## Instructions for the task
Count how many lines contain the word "name". Please give only the number.

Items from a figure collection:
************

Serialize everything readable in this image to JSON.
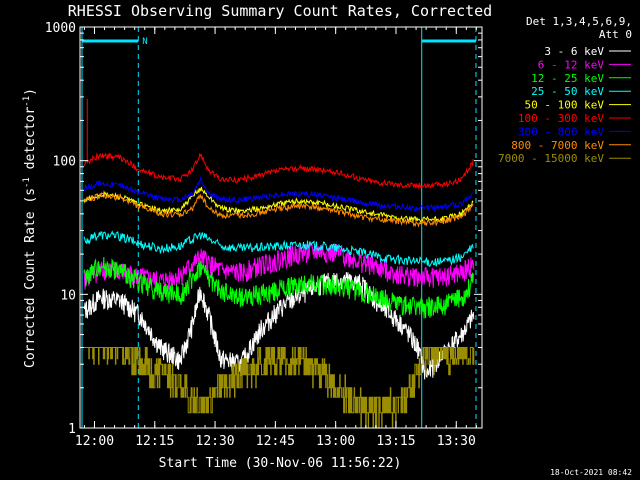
{
  "chart_data": {
    "type": "line",
    "title": "RHESSI Observing Summary Count Rates, Corrected",
    "xlabel": "Start Time (30-Nov-06 11:56:22)",
    "ylabel": "Corrected Count Rate (s",
    "ylabel_sup1": "-1",
    "ylabel_mid": " detector",
    "ylabel_sup2": "-1",
    "ylabel_end": ")",
    "footer": "18-Oct-2021 08:42",
    "y_scale": "log",
    "ylim": [
      1,
      1000
    ],
    "xlim_minutes_since_start": [
      0,
      100
    ],
    "x_tick_labels": [
      "12:00",
      "12:15",
      "12:30",
      "12:45",
      "13:00",
      "13:15",
      "13:30"
    ],
    "x_tick_minutes": [
      3.6,
      18.6,
      33.6,
      48.6,
      63.6,
      78.6,
      93.6
    ],
    "y_tick_labels": [
      "1",
      "10",
      "100",
      "1000"
    ],
    "y_tick_values": [
      1,
      10,
      100,
      1000
    ],
    "legend": {
      "header1": "Det 1,3,4,5,6,9,",
      "header2": "Att 0",
      "placement": "outside-right"
    },
    "annotation_n": "N",
    "night_intervals_minutes": [
      [
        0.5,
        14.5
      ],
      [
        85,
        98.5
      ]
    ],
    "night_bar_color": "#00e5ff",
    "series": [
      {
        "name": "3 - 6 keV",
        "color": "#ffffff",
        "x": [
          1,
          5,
          10,
          15,
          20,
          25,
          28,
          30,
          32,
          35,
          40,
          45,
          50,
          55,
          60,
          65,
          70,
          75,
          80,
          84,
          86,
          90,
          95,
          98
        ],
        "y": [
          7.5,
          9.5,
          9,
          7,
          4,
          3.2,
          6,
          11,
          7,
          3.3,
          3,
          5.5,
          8,
          10,
          12,
          13,
          12,
          8,
          6,
          4,
          2.5,
          3.5,
          5,
          7
        ]
      },
      {
        "name": "6 - 12 keV",
        "color": "#ff00ff",
        "x": [
          1,
          5,
          10,
          15,
          20,
          25,
          30,
          35,
          40,
          45,
          50,
          55,
          60,
          65,
          70,
          75,
          80,
          85,
          90,
          95,
          98
        ],
        "y": [
          13,
          15.5,
          15,
          13.5,
          12.5,
          14,
          19,
          15,
          14.5,
          16.5,
          18.5,
          20.5,
          21,
          20,
          17.5,
          15.5,
          14,
          13.5,
          13.5,
          14.5,
          17
        ]
      },
      {
        "name": "12 - 25 keV",
        "color": "#00ff00",
        "x": [
          1,
          5,
          10,
          15,
          20,
          25,
          30,
          35,
          40,
          45,
          50,
          55,
          60,
          65,
          70,
          75,
          80,
          85,
          90,
          95,
          98
        ],
        "y": [
          13,
          16.5,
          15,
          12.5,
          10.5,
          10,
          16,
          10.5,
          9.5,
          10,
          11,
          12,
          12,
          11.5,
          10.5,
          9.5,
          8.5,
          8,
          8.3,
          9.5,
          13
        ]
      },
      {
        "name": "25 - 50 keV",
        "color": "#00ffff",
        "x": [
          1,
          5,
          10,
          15,
          20,
          25,
          30,
          35,
          40,
          45,
          50,
          55,
          60,
          65,
          70,
          75,
          80,
          85,
          90,
          95,
          98
        ],
        "y": [
          25,
          28,
          27,
          24,
          22,
          23,
          28,
          23,
          22,
          22.5,
          23,
          23.5,
          23,
          22,
          20.5,
          19,
          18,
          17.5,
          17.5,
          19,
          23
        ]
      },
      {
        "name": "50 - 100 keV",
        "color": "#ffff00",
        "x": [
          1,
          5,
          10,
          15,
          20,
          25,
          30,
          35,
          40,
          45,
          50,
          55,
          60,
          65,
          70,
          75,
          80,
          85,
          90,
          95,
          98
        ],
        "y": [
          50,
          56,
          54,
          47,
          42,
          43,
          62,
          44,
          42,
          44,
          48,
          50,
          48,
          45,
          42,
          39,
          37,
          36,
          36.5,
          40,
          50
        ]
      },
      {
        "name": "100 - 300 keV",
        "color": "#ff0000",
        "x": [
          1,
          5,
          10,
          15,
          20,
          25,
          28,
          30,
          32,
          35,
          40,
          45,
          50,
          55,
          60,
          65,
          70,
          75,
          80,
          85,
          90,
          95,
          98
        ],
        "y": [
          95,
          110,
          105,
          85,
          75,
          73,
          85,
          113,
          85,
          72,
          72,
          78,
          85,
          88,
          85,
          80,
          73,
          68,
          66,
          65,
          66,
          72,
          100
        ]
      },
      {
        "name": "300 - 800 keV",
        "color": "#0000ff",
        "x": [
          1,
          5,
          10,
          15,
          20,
          25,
          28,
          30,
          32,
          35,
          40,
          45,
          50,
          55,
          60,
          65,
          70,
          75,
          80,
          85,
          90,
          95,
          98
        ],
        "y": [
          62,
          68,
          66,
          57,
          52,
          51,
          57,
          72,
          57,
          51,
          51,
          53,
          56,
          57,
          55,
          52,
          49,
          46,
          45,
          44,
          45,
          48,
          58
        ]
      },
      {
        "name": "800 - 7000 keV",
        "color": "#ff8c00",
        "x": [
          1,
          5,
          10,
          15,
          20,
          25,
          28,
          30,
          32,
          35,
          40,
          45,
          50,
          55,
          60,
          65,
          70,
          75,
          80,
          85,
          90,
          95,
          98
        ],
        "y": [
          50,
          55,
          53,
          45,
          40,
          39,
          44,
          56,
          44,
          39,
          39,
          41,
          44,
          46,
          44,
          41,
          38,
          36,
          35,
          34,
          35,
          38,
          48
        ]
      },
      {
        "name": "7000 - 15000 keV",
        "color": "#9b8e00",
        "x": [
          1,
          5,
          10,
          12,
          15,
          20,
          25,
          30,
          35,
          40,
          45,
          50,
          55,
          60,
          65,
          70,
          75,
          80,
          84,
          86,
          90,
          95,
          98
        ],
        "y": [
          4,
          4,
          4,
          3.5,
          3,
          2.5,
          2,
          1.3,
          2,
          2.5,
          3,
          3,
          3,
          2.5,
          1.8,
          1.4,
          1.3,
          1.5,
          2.5,
          3.5,
          3.5,
          3.5,
          4
        ]
      }
    ]
  }
}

************

## Finished answer
9